>> START PROVIDED PASSAGE
This sounds like an interesting way to participate in protesting war.
I got it last weekend and still haven't sent anything, but I am going to.
Elise
Food Not Bombs - - Act Now
Here's another suggestion for making a difference:
Place 1/2 c. uncooked rice in a small plastic bag (a snack-sized bag
or sandwich bag work fine). Squeeze out excess air and seal the bag. Wrap it in a piece of paper on which you have written: "If your enemies are hungry, feed them. Romans 12:20.
Please send this rice to the people of Iraq; do not attack them."
Place the paper and bag of rice in an envelope (either a letter-sized
or small padded mailing envelope - both are the same cost to mail) and
address them to:
President George Bush
White House
1600 Pennsylvania Ave. NW
Washington, DC
20500
USA
Attach $1.06 in postage. (Three 37 cent stamps equal $1.11)
>> END PROVIDED PASSAGE
>> START MATERIAL SUPPLIED
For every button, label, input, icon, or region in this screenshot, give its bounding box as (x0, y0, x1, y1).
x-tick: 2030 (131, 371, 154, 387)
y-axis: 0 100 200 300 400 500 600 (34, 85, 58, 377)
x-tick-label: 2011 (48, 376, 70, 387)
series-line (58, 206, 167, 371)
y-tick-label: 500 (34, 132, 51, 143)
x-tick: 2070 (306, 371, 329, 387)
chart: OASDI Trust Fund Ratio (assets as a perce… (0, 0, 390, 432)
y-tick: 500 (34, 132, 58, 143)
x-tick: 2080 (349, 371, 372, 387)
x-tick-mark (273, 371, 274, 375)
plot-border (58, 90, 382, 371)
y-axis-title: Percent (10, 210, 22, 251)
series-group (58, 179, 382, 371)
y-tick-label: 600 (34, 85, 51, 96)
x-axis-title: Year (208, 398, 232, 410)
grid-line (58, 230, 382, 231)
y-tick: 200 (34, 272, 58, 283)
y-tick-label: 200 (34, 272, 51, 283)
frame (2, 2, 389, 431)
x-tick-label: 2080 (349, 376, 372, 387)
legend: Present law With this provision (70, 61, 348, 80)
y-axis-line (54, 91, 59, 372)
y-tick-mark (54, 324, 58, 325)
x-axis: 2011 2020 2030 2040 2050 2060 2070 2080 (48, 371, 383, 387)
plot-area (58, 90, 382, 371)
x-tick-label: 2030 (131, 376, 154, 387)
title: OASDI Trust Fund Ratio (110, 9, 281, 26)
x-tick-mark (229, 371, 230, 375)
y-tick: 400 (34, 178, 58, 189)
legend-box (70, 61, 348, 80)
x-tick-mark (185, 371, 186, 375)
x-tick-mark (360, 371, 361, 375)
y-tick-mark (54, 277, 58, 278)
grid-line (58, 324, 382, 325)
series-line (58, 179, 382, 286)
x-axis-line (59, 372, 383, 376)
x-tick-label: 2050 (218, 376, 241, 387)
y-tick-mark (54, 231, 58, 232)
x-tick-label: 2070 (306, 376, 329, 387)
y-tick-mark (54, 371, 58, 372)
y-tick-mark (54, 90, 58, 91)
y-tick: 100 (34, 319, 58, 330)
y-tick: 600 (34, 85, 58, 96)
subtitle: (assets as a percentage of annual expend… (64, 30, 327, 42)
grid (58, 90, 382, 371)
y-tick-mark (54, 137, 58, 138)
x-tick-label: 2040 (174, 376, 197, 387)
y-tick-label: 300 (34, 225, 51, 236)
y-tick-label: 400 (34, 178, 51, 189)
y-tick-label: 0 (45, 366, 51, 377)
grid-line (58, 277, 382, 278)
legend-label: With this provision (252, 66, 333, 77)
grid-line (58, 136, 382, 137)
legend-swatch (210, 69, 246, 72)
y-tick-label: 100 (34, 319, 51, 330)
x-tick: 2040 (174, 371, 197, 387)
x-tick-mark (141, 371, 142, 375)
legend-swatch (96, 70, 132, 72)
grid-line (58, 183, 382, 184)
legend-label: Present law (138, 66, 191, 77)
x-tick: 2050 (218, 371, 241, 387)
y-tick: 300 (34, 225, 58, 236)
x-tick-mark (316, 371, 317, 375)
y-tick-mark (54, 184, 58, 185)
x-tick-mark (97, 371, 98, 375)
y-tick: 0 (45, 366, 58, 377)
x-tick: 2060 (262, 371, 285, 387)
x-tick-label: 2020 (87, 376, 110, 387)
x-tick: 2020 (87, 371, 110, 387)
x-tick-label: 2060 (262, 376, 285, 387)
>> END MATERIAL SUPPLIED
PROBLEMS AND TASKS:
a - Decide whether each statement agrees with the rice-mailing text. Answer yes or no for each, and quote the words of the text that settle it.
(i) The instructions call for one cup of uncooked rice.
(ii) A letter-sized envelope and a small padded mailing envelope cost the same to mail.
(iii) The writer has already mailed a bag of rice.
b - Return everything in the records from the start down to the line containing "y-tick-label: 500 (34, 132, 51, 143)", with both ends included.

SOLUTIONS BELOW:
a -
(i) No: "Place 1/2 c. uncooked rice in a small plastic bag"
(ii) Yes: "both are the same cost to mail"
(iii) No: "still haven't sent anything"

b -
For every button, label, input, icon, or region in this screenshot, give its bounding box as (x0, y0, x1, y1).
x-tick: 2030 (131, 371, 154, 387)
y-axis: 0 100 200 300 400 500 600 (34, 85, 58, 377)
x-tick-label: 2011 (48, 376, 70, 387)
series-line (58, 206, 167, 371)
y-tick-label: 500 (34, 132, 51, 143)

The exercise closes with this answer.